Provided information —
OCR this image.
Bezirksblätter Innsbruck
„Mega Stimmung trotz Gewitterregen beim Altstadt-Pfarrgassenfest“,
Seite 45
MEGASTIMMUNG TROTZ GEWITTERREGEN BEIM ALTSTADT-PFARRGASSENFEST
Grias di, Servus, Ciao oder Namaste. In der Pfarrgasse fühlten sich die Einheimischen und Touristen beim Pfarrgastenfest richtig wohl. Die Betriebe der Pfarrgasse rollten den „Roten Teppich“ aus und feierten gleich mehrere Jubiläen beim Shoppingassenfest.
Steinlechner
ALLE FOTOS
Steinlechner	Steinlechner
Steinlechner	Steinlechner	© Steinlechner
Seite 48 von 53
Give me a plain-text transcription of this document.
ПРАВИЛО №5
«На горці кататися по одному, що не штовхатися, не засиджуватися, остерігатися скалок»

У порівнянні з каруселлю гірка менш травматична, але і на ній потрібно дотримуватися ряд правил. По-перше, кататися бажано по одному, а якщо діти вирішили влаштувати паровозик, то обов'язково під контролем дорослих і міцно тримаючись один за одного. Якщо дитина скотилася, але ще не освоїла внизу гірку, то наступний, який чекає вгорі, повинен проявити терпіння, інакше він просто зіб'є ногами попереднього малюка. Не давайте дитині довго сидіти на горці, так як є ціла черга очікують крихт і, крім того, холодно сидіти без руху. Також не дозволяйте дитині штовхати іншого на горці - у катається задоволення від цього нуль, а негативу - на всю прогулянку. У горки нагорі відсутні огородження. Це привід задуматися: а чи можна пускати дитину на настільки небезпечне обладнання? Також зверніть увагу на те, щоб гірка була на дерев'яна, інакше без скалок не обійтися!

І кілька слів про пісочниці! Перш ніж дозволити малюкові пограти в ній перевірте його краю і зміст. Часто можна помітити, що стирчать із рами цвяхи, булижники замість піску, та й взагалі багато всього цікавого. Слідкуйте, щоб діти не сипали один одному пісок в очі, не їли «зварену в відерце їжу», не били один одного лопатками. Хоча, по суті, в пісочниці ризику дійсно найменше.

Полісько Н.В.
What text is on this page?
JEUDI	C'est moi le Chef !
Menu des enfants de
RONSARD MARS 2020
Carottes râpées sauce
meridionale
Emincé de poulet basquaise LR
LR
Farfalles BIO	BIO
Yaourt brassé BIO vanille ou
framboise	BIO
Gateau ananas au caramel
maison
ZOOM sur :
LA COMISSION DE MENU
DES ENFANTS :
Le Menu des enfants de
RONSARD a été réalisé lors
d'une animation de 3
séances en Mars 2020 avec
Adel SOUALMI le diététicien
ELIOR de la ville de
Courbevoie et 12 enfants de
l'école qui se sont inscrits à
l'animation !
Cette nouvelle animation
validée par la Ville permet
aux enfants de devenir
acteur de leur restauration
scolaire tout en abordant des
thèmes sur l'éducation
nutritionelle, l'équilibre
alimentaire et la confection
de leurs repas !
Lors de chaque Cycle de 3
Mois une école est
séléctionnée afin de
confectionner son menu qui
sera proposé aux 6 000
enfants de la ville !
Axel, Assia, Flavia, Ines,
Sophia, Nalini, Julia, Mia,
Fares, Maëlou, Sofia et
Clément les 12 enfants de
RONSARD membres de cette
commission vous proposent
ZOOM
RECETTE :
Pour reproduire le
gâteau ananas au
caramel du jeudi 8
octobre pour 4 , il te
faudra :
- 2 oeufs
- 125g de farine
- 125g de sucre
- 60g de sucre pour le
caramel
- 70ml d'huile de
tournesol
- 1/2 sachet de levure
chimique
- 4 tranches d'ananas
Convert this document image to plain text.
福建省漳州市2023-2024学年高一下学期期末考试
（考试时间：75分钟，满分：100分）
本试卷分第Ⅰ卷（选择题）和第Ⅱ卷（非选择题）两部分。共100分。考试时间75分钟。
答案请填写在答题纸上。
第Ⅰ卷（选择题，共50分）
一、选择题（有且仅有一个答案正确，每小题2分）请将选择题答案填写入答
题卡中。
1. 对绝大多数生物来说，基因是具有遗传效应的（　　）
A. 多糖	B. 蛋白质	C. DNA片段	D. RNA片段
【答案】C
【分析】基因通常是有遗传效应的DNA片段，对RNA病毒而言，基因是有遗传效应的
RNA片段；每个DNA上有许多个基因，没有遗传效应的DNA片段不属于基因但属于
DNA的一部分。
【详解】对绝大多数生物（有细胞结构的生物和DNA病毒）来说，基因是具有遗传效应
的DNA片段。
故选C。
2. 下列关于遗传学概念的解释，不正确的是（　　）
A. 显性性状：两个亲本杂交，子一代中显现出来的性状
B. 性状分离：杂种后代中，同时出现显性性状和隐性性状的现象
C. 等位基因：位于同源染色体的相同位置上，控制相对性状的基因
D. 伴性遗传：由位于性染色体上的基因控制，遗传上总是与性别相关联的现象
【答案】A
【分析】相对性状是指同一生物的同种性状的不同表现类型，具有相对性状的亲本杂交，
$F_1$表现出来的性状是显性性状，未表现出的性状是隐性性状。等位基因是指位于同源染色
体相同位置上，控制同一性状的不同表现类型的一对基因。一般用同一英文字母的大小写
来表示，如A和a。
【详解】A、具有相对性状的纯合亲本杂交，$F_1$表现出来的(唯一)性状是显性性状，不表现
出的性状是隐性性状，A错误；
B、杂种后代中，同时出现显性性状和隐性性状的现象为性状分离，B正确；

The task —
Retype the entries exactly, including every line.

Solution below —
OCR this image.
Bezirksblätter Innsbruck
„Mega Stimmung trotz Gewitterregen beim Altstadt-Pfarrgassenfest“,
Seite 45
MEGASTIMMUNG TROTZ GEWITTERREGEN BEIM ALTSTADT-PFARRGASSENFEST
Grias di, Servus, Ciao oder Namaste. In der Pfarrgasse fühlten sich die Einheimischen und Touristen beim Pfarrgastenfest richtig wohl. Die Betriebe der Pfarrgasse rollten den „Roten Teppich“ aus und feierten gleich mehrere Jubiläen beim Shoppingassenfest.
Steinlechner
ALLE FOTOS
Steinlechner	Steinlechner
Steinlechner	Steinlechner	© Steinlechner
Seite 48 von 53
Give me a plain-text transcription of this document.
ПРАВИЛО №5
«На горці кататися по одному, що не штовхатися, не засиджуватися, остерігатися скалок»

У порівнянні з каруселлю гірка менш травматична, але і на ній потрібно дотримуватися ряд правил. По-перше, кататися бажано по одному, а якщо діти вирішили влаштувати паровозик, то обов'язково під контролем дорослих і міцно тримаючись один за одного. Якщо дитина скотилася, але ще не освоїла внизу гірку, то наступний, який чекає вгорі, повинен проявити терпіння, інакше він просто зіб'є ногами попереднього малюка. Не давайте дитині довго сидіти на горці, так як є ціла черга очікують крихт і, крім того, холодно сидіти без руху. Також не дозволяйте дитині штовхати іншого на горці - у катається задоволення від цього нуль, а негативу - на всю прогулянку. У горки нагорі відсутні огородження. Це привід задуматися: а чи можна пускати дитину на настільки небезпечне обладнання? Також зверніть увагу на те, щоб гірка була на дерев'яна, інакше без скалок не обійтися!

І кілька слів про пісочниці! Перш ніж дозволити малюкові пограти в ній перевірте його краю і зміст. Часто можна помітити, що стирчать із рами цвяхи, булижники замість піску, та й взагалі багато всього цікавого. Слідкуйте, щоб діти не сипали один одному пісок в очі, не їли «зварену в відерце їжу», не били один одного лопатками. Хоча, по суті, в пісочниці ризику дійсно найменше.

Полісько Н.В.
What text is on this page?
JEUDI	C'est moi le Chef !
Menu des enfants de
RONSARD MARS 2020
Carottes râpées sauce
meridionale
Emincé de poulet basquaise LR
LR
Farfalles BIO	BIO
Yaourt brassé BIO vanille ou
framboise	BIO
Gateau ananas au caramel
maison
ZOOM sur :
LA COMISSION DE MENU
DES ENFANTS :
Le Menu des enfants de
RONSARD a été réalisé lors
d'une animation de 3
séances en Mars 2020 avec
Adel SOUALMI le diététicien
ELIOR de la ville de
Courbevoie et 12 enfants de
l'école qui se sont inscrits à
l'animation !
Cette nouvelle animation
validée par la Ville permet
aux enfants de devenir
acteur de leur restauration
scolaire tout en abordant des
thèmes sur l'éducation
nutritionelle, l'équilibre
alimentaire et la confection
de leurs repas !
Lors de chaque Cycle de 3
Mois une école est
séléctionnée afin de
confectionner son menu qui
sera proposé aux 6 000
enfants de la ville !
Axel, Assia, Flavia, Ines,
Sophia, Nalini, Julia, Mia,
Fares, Maëlou, Sofia et
Clément les 12 enfants de
RONSARD membres de cette
commission vous proposent
ZOOM
RECETTE :
Pour reproduire le
gâteau ananas au
caramel du jeudi 8
octobre pour 4 , il te
faudra :
- 2 oeufs
- 125g de farine
- 125g de sucre
- 60g de sucre pour le
caramel
- 70ml d'huile de
tournesol
- 1/2 sachet de levure
chimique
- 4 tranches d'ananas
Convert this document image to plain text.
福建省漳州市2023-2024学年高一下学期期末考试
（考试时间：75分钟，满分：100分）
本试卷分第Ⅰ卷（选择题）和第Ⅱ卷（非选择题）两部分。共100分。考试时间75分钟。
答案请填写在答题纸上。
第Ⅰ卷（选择题，共50分）
一、选择题（有且仅有一个答案正确，每小题2分）请将选择题答案填写入答
题卡中。
1. 对绝大多数生物来说，基因是具有遗传效应的（　　）
A. 多糖	B. 蛋白质	C. DNA片段	D. RNA片段
【答案】C
【分析】基因通常是有遗传效应的DNA片段，对RNA病毒而言，基因是有遗传效应的
RNA片段；每个DNA上有许多个基因，没有遗传效应的DNA片段不属于基因但属于
DNA的一部分。
【详解】对绝大多数生物（有细胞结构的生物和DNA病毒）来说，基因是具有遗传效应
的DNA片段。
故选C。
2. 下列关于遗传学概念的解释，不正确的是（　　）
A. 显性性状：两个亲本杂交，子一代中显现出来的性状
B. 性状分离：杂种后代中，同时出现显性性状和隐性性状的现象
C. 等位基因：位于同源染色体的相同位置上，控制相对性状的基因
D. 伴性遗传：由位于性染色体上的基因控制，遗传上总是与性别相关联的现象
【答案】A
【分析】相对性状是指同一生物的同种性状的不同表现类型，具有相对性状的亲本杂交，
$F_1$表现出来的性状是显性性状，未表现出的性状是隐性性状。等位基因是指位于同源染色
体相同位置上，控制同一性状的不同表现类型的一对基因。一般用同一英文字母的大小写
来表示，如A和a。
【详解】A、具有相对性状的纯合亲本杂交，$F_1$表现出来的(唯一)性状是显性性状，不表现
出的性状是隐性性状，A错误；
B、杂种后代中，同时出现显性性状和隐性性状的现象为性状分离，B正确；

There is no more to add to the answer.